- [Given request]:
Among the entries below, find the lines with "ylabel" and copy them.

_ _ _ _ _ _ _

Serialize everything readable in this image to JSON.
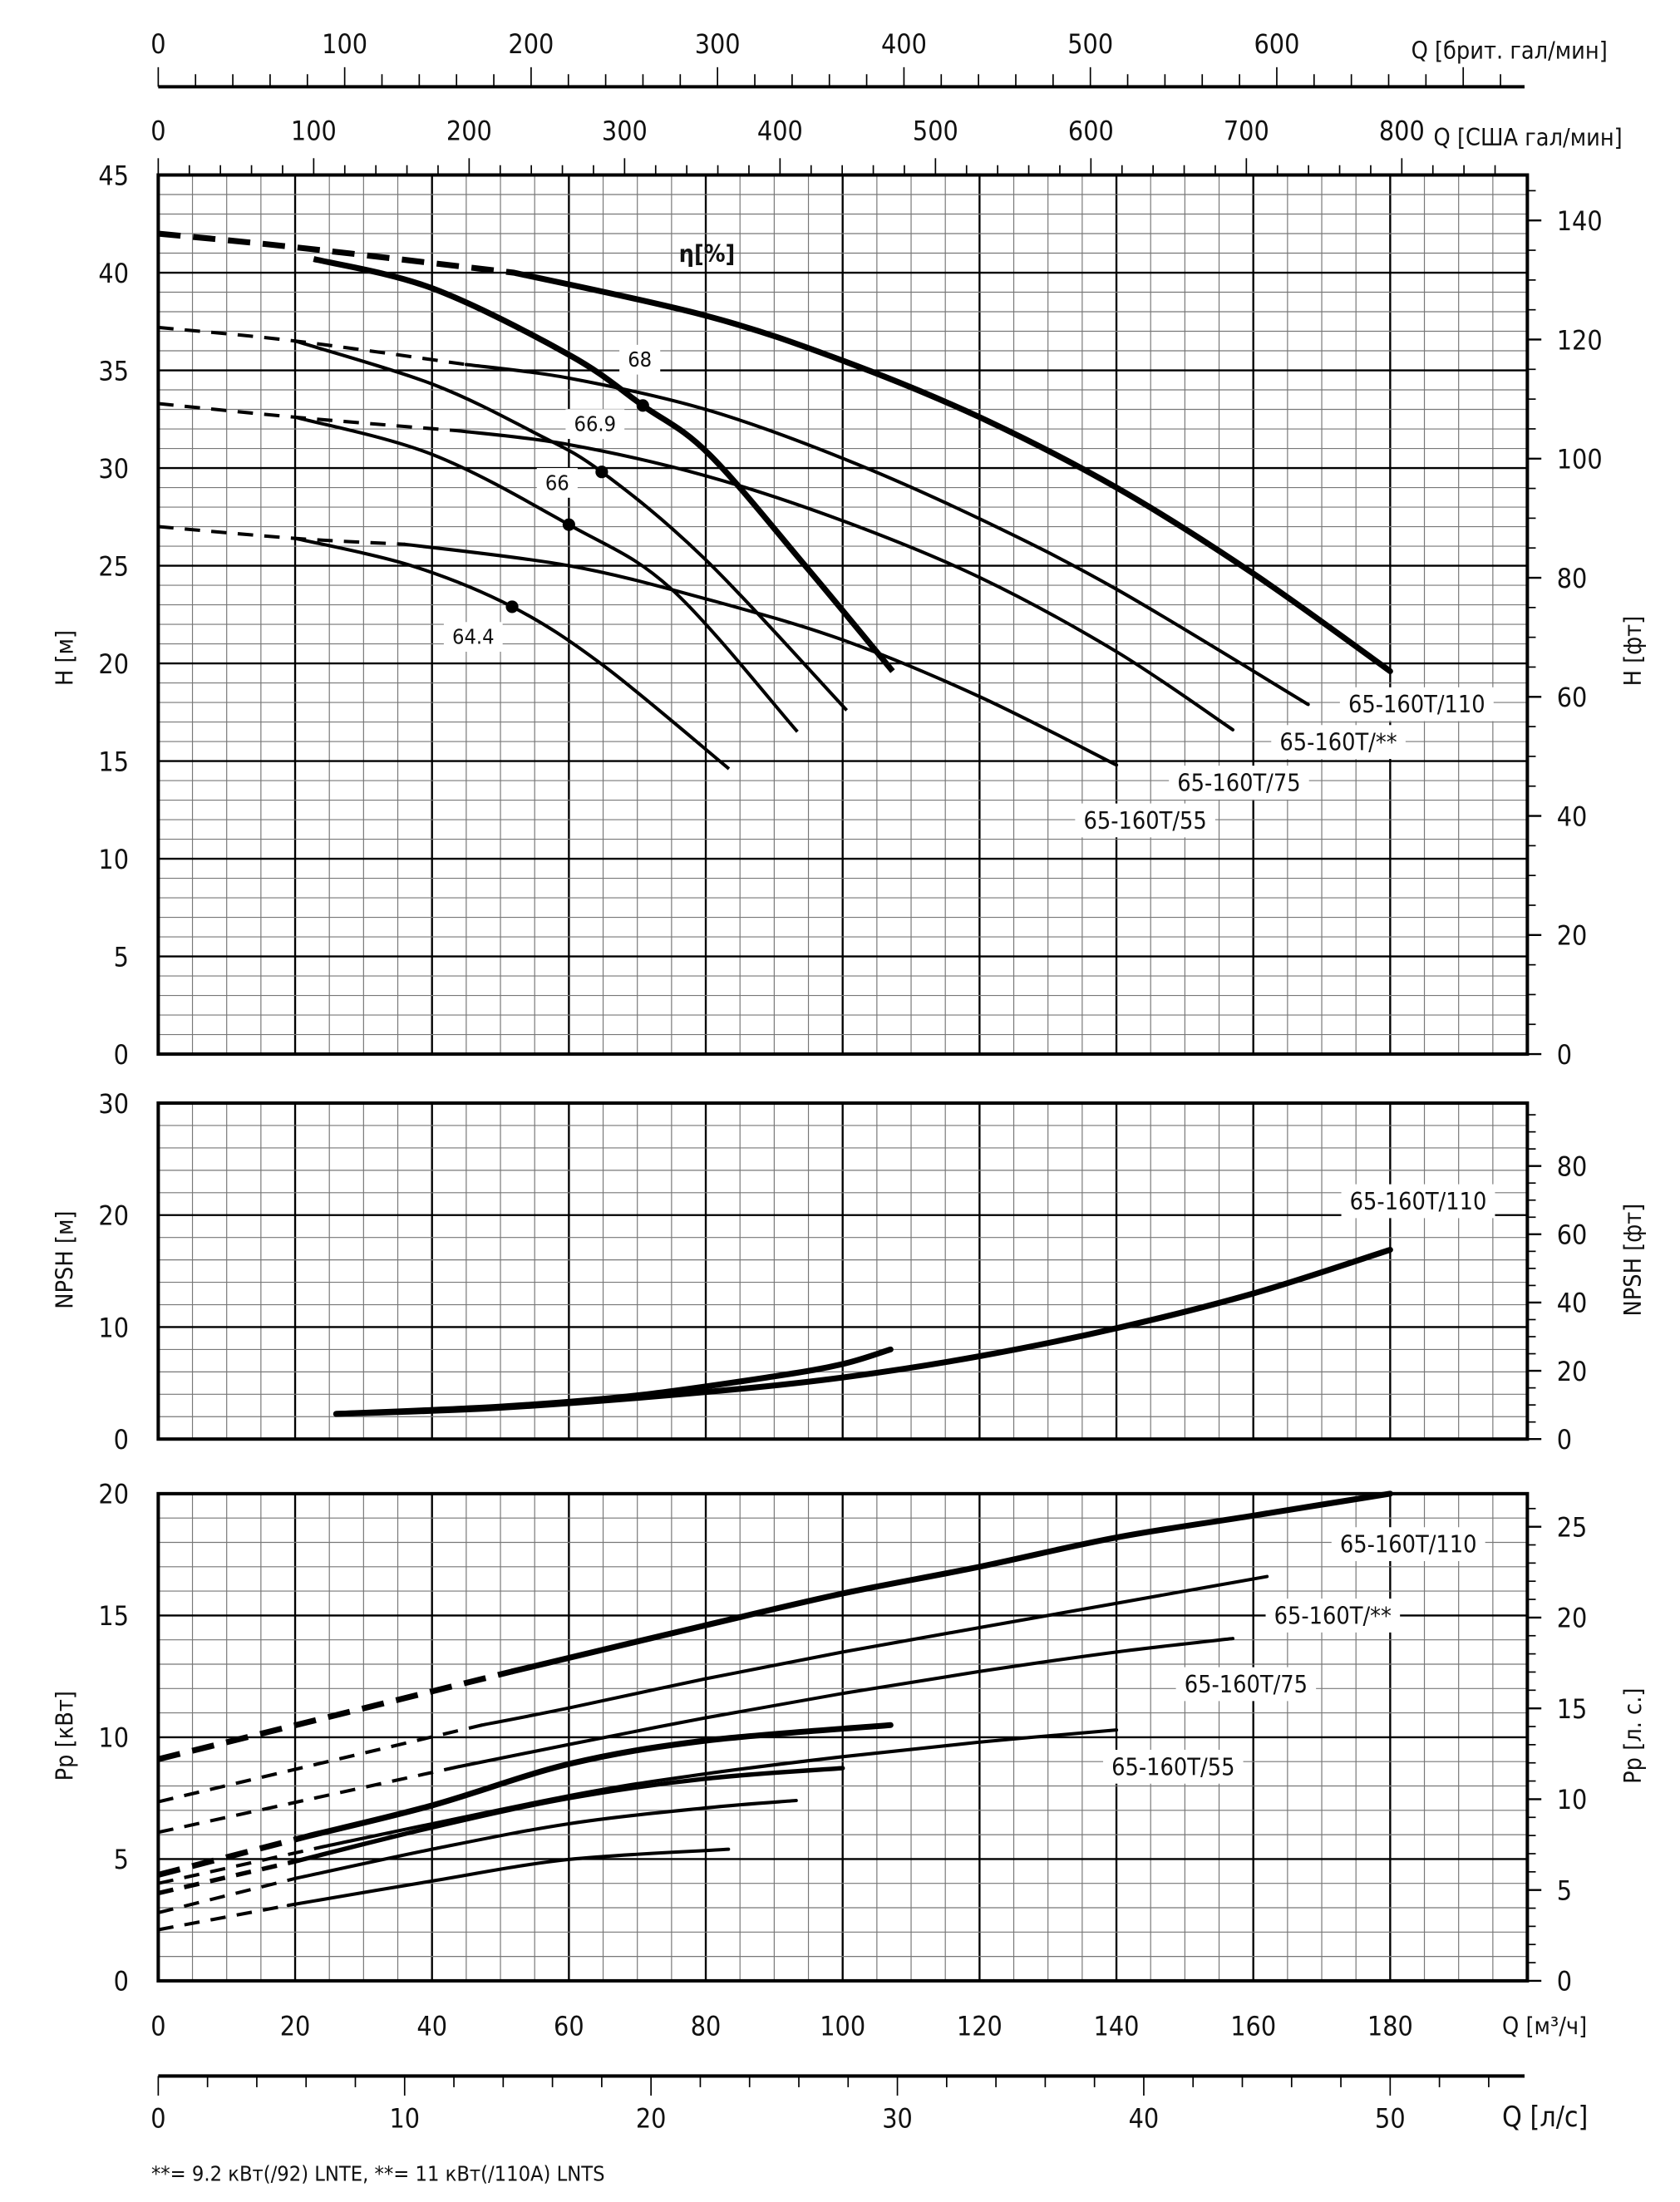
{
  "x_axes": {
    "m3h": {
      "label": "Q [м³/ч]",
      "lim": [
        0,
        200
      ],
      "ticks": [
        0,
        20,
        40,
        60,
        80,
        100,
        120,
        140,
        160,
        180
      ]
    },
    "ls": {
      "label": "Q [л/с]",
      "ticks": [
        0,
        10,
        20,
        30,
        40,
        50
      ]
    },
    "us": {
      "label": "Q [США гал/мин]",
      "ticks": [
        0,
        100,
        200,
        300,
        400,
        500,
        600,
        700,
        800
      ]
    },
    "brit": {
      "label": "Q [брит. гал/мин]",
      "ticks": [
        0,
        100,
        200,
        300,
        400,
        500,
        600
      ]
    }
  },
  "footnote": "**= 9.2  кВт(/92) LNTE,  **= 11  кВт(/110A) LNTS",
  "chart_data": [
    {
      "type": "line",
      "panel": "head",
      "ylabel": "H [м]",
      "y2label": "H [фт]",
      "ylim": [
        0,
        45
      ],
      "yticks": [
        0,
        5,
        10,
        15,
        20,
        25,
        30,
        35,
        40,
        45
      ],
      "y2ticks": [
        0,
        20,
        40,
        60,
        80,
        100,
        120,
        140
      ],
      "grid": true,
      "annotation": "η[%]",
      "series": [
        {
          "name": "65-160T/110",
          "weight": "thick",
          "dashed": [
            [
              0,
              42
            ],
            [
              20,
              41.3
            ],
            [
              52,
              40
            ]
          ],
          "solid": [
            [
              52,
              40
            ],
            [
              80,
              37.8
            ],
            [
              100,
              35.5
            ],
            [
              120,
              32.6
            ],
            [
              140,
              29
            ],
            [
              160,
              24.6
            ],
            [
              180,
              19.6
            ]
          ]
        },
        {
          "name": "65-160T/**",
          "weight": "normal",
          "dashed": [
            [
              0,
              37.2
            ],
            [
              20,
              36.5
            ],
            [
              45,
              35.3
            ]
          ],
          "solid": [
            [
              45,
              35.3
            ],
            [
              60,
              34.6
            ],
            [
              80,
              33
            ],
            [
              100,
              30.5
            ],
            [
              120,
              27.4
            ],
            [
              140,
              23.8
            ],
            [
              168,
              17.9
            ]
          ]
        },
        {
          "name": "65-160T/75",
          "weight": "normal",
          "dashed": [
            [
              0,
              33.3
            ],
            [
              20,
              32.6
            ],
            [
              44,
              31.9
            ]
          ],
          "solid": [
            [
              44,
              31.9
            ],
            [
              60,
              31.2
            ],
            [
              80,
              29.6
            ],
            [
              100,
              27.3
            ],
            [
              120,
              24.4
            ],
            [
              140,
              20.6
            ],
            [
              157,
              16.6
            ]
          ]
        },
        {
          "name": "65-160T/55",
          "weight": "normal",
          "dashed": [
            [
              0,
              27
            ],
            [
              20,
              26.4
            ],
            [
              36,
              26.1
            ]
          ],
          "solid": [
            [
              36,
              26.1
            ],
            [
              60,
              25
            ],
            [
              80,
              23.3
            ],
            [
              100,
              21.2
            ],
            [
              120,
              18.3
            ],
            [
              140,
              14.8
            ]
          ]
        }
      ],
      "efficiency": [
        {
          "label": "68",
          "weight": "thick",
          "peak": [
            70.8,
            33.2
          ],
          "points": [
            [
              22.7,
              40.7
            ],
            [
              40,
              39.2
            ],
            [
              60,
              35.8
            ],
            [
              70.8,
              33.2
            ],
            [
              80.5,
              30.7
            ],
            [
              95,
              24.8
            ],
            [
              107.3,
              19.6
            ]
          ]
        },
        {
          "label": "66.9",
          "weight": "normal",
          "peak": [
            64.8,
            29.8
          ],
          "points": [
            [
              20,
              36.5
            ],
            [
              40,
              34.3
            ],
            [
              55,
              31.8
            ],
            [
              64.8,
              29.8
            ],
            [
              80,
              25.3
            ],
            [
              100.6,
              17.6
            ]
          ]
        },
        {
          "label": "66",
          "weight": "normal",
          "peak": [
            60,
            27.1
          ],
          "points": [
            [
              20,
              32.6
            ],
            [
              40,
              30.7
            ],
            [
              60,
              27.1
            ],
            [
              75,
              23.8
            ],
            [
              93.4,
              16.5
            ]
          ]
        },
        {
          "label": "64.4",
          "weight": "normal",
          "peak": [
            51.7,
            22.9
          ],
          "points": [
            [
              20,
              26.4
            ],
            [
              37,
              25
            ],
            [
              51.7,
              22.9
            ],
            [
              65,
              19.9
            ],
            [
              83.4,
              14.6
            ]
          ]
        }
      ]
    },
    {
      "type": "line",
      "panel": "npsh",
      "ylabel": "NPSH [м]",
      "y2label": "NPSH [фт]",
      "ylim": [
        0,
        30
      ],
      "yticks": [
        0,
        10,
        20,
        30
      ],
      "y2ticks": [
        0,
        20,
        40,
        60,
        80
      ],
      "grid": true,
      "series": [
        {
          "name": "65-160T/110",
          "weight": "thick",
          "solid": [
            [
              26,
              2.25
            ],
            [
              50,
              2.8
            ],
            [
              80,
              4.2
            ],
            [
              100,
              5.5
            ],
            [
              120,
              7.4
            ],
            [
              140,
              9.9
            ],
            [
              160,
              13
            ],
            [
              180,
              16.9
            ]
          ]
        },
        {
          "weight": "thick",
          "solid": [
            [
              26,
              2.25
            ],
            [
              50,
              2.9
            ],
            [
              70,
              3.9
            ],
            [
              90,
              5.6
            ],
            [
              100,
              6.7
            ],
            [
              107,
              8
            ]
          ]
        }
      ]
    },
    {
      "type": "line",
      "panel": "power",
      "ylabel": "Pp [кВт]",
      "y2label": "Pp [л. с.]",
      "ylim": [
        0,
        20
      ],
      "yticks": [
        0,
        5,
        10,
        15,
        20
      ],
      "y2ticks": [
        0,
        5,
        10,
        15,
        20,
        25
      ],
      "grid": true,
      "series": [
        {
          "name": "65-160T/110",
          "weight": "thick",
          "dashed": [
            [
              0,
              9.1
            ],
            [
              51.7,
              12.7
            ]
          ],
          "solid": [
            [
              51.7,
              12.7
            ],
            [
              80,
              14.6
            ],
            [
              100,
              15.9
            ],
            [
              120,
              17.0
            ],
            [
              140,
              18.2
            ],
            [
              160,
              19.1
            ],
            [
              180,
              20
            ]
          ]
        },
        {
          "name": "65-160T/**",
          "weight": "normal",
          "dashed": [
            [
              0,
              7.35
            ],
            [
              47.3,
              10.5
            ]
          ],
          "solid": [
            [
              47.3,
              10.5
            ],
            [
              60,
              11.2
            ],
            [
              80,
              12.4
            ],
            [
              100,
              13.5
            ],
            [
              120,
              14.5
            ],
            [
              140,
              15.5
            ],
            [
              162,
              16.6
            ]
          ]
        },
        {
          "name": "65-160T/75",
          "weight": "normal",
          "dashed": [
            [
              0,
              6.1
            ],
            [
              44,
              8.8
            ]
          ],
          "solid": [
            [
              44,
              8.8
            ],
            [
              60,
              9.7
            ],
            [
              80,
              10.8
            ],
            [
              100,
              11.8
            ],
            [
              120,
              12.7
            ],
            [
              140,
              13.5
            ],
            [
              157,
              14.05
            ]
          ]
        },
        {
          "name": "65-160T/55",
          "weight": "normal",
          "dashed": [
            [
              0,
              4.0
            ],
            [
              24,
              5.5
            ]
          ],
          "solid": [
            [
              24,
              5.5
            ],
            [
              60,
              7.6
            ],
            [
              80,
              8.5
            ],
            [
              100,
              9.2
            ],
            [
              120,
              9.8
            ],
            [
              140,
              10.3
            ]
          ]
        },
        {
          "weight": "thick",
          "dashed": [
            [
              0,
              4.35
            ],
            [
              22,
              5.95
            ]
          ],
          "solid": [
            [
              22,
              5.95
            ],
            [
              40,
              7.2
            ],
            [
              60,
              8.9
            ],
            [
              80,
              9.86
            ],
            [
              107,
              10.5
            ]
          ]
        },
        {
          "weight": "medium",
          "dashed": [
            [
              0,
              3.6
            ],
            [
              20,
              4.9
            ]
          ],
          "solid": [
            [
              20,
              4.9
            ],
            [
              40,
              6.3
            ],
            [
              60,
              7.5
            ],
            [
              80,
              8.3
            ],
            [
              100,
              8.73
            ]
          ]
        },
        {
          "weight": "normal",
          "dashed": [
            [
              0,
              2.8
            ],
            [
              20,
              4.2
            ]
          ],
          "solid": [
            [
              20,
              4.2
            ],
            [
              40,
              5.4
            ],
            [
              60,
              6.45
            ],
            [
              80,
              7.1
            ],
            [
              93.2,
              7.4
            ]
          ]
        },
        {
          "weight": "normal",
          "dashed": [
            [
              0,
              2.1
            ],
            [
              19,
              3.1
            ]
          ],
          "solid": [
            [
              19,
              3.1
            ],
            [
              40,
              4.1
            ],
            [
              60,
              4.98
            ],
            [
              83.3,
              5.4
            ]
          ]
        }
      ]
    }
  ]
}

_ _ _ _ _ _ _

- [Answer in full]:
      "ylabel": "H [м]",
      "ylabel": "NPSH [м]",
      "ylabel": "Pp [кВт]",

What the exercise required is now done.